── Texto

O Estado de S. Paulo.
Uma frente programática contra a fome e
para gerar oportunidades precisa surgir da energia de nossa indignação
Aos que teimam em dar as eleições como
liquidadas, sugiro dar uma olhada no que aconteceu na Colômbia
O campo democrático deve reagir e
apresentar ideias concretas para o País. Algo transformador precisa surgir da
eletricidade de nossa indignação.
Era uma terça-feira aparentemente comum
quando a bala perdida atravessou a janela da casa e matou a cabeleireira
Gabrielle, moradora da comunidade da Chatuba, na cidade de Mesquita, Baixada
Fluminense. Com 180 mil moradores, Mesquita tem dois dados reveladores: uma das
maiores taxas de mortes por intervenção policial e uma das menores coberturas
de serviço de esgoto do Rio de Janeiro.
É nessa mesma comunidade que mora em uma
casa simples a Dona Zilda. Aos 62 anos, ela sustenta a família com a renda
proveniente da coleta de recicláveis, somada aos bicos como pedreiro que vez ou
outra pintam para o seu filho Carlos. Eu visitei a Dona Zilda no mês passado,
atrás da história de uma bailarina.

────

O que fazer —
1. Diga se cada afirmação concorda com o artigo, respondendo sim ou não e citando as palavras do artigo que decidem: (a) Gabrielle trabalhava como cabeleireira. (b) Mesquita tem cerca de 300 mil moradores. (c) Dona Zilda sustenta a família com uma aposentadoria.
2. Extraia do artigo, sem alterar nada, o trecho de "O Estado de" a "de nossa indignação.".
3. Segundo o artigo, por que quem escreve foi visitar a Dona Zilda?

── Dados fornecidos

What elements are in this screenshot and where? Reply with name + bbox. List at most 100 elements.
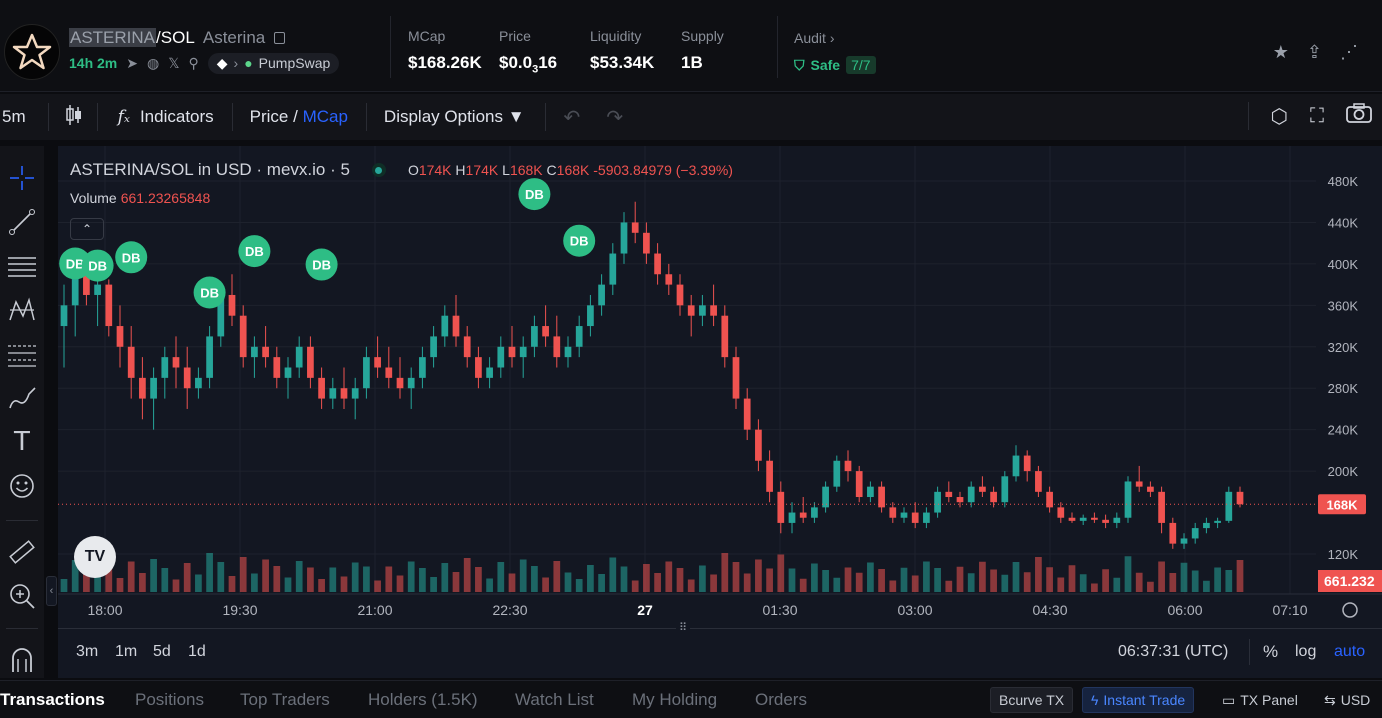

────

Respostas por tarefa —
1.
(a) Sim: "matou a cabeleireira"
(b) Não: "Com 180 mil moradores"
(c) Não: "sustenta a família com a renda proveniente da coleta de recicláveis"

2.
O Estado de S. Paulo.
Uma frente programática contra a fome e
para gerar oportunidades precisa surgir da energia de nossa indignação
Aos que teimam em dar as eleições como
liquidadas, sugiro dar uma olhada no que aconteceu na Colômbia
O campo democrático deve reagir e
apresentar ideias concretas para o País. Algo transformador precisa surgir da
eletricidade de nossa indignação.

3. A visita à Dona Zilda, no mês passado, foi em busca da história de uma bailarina.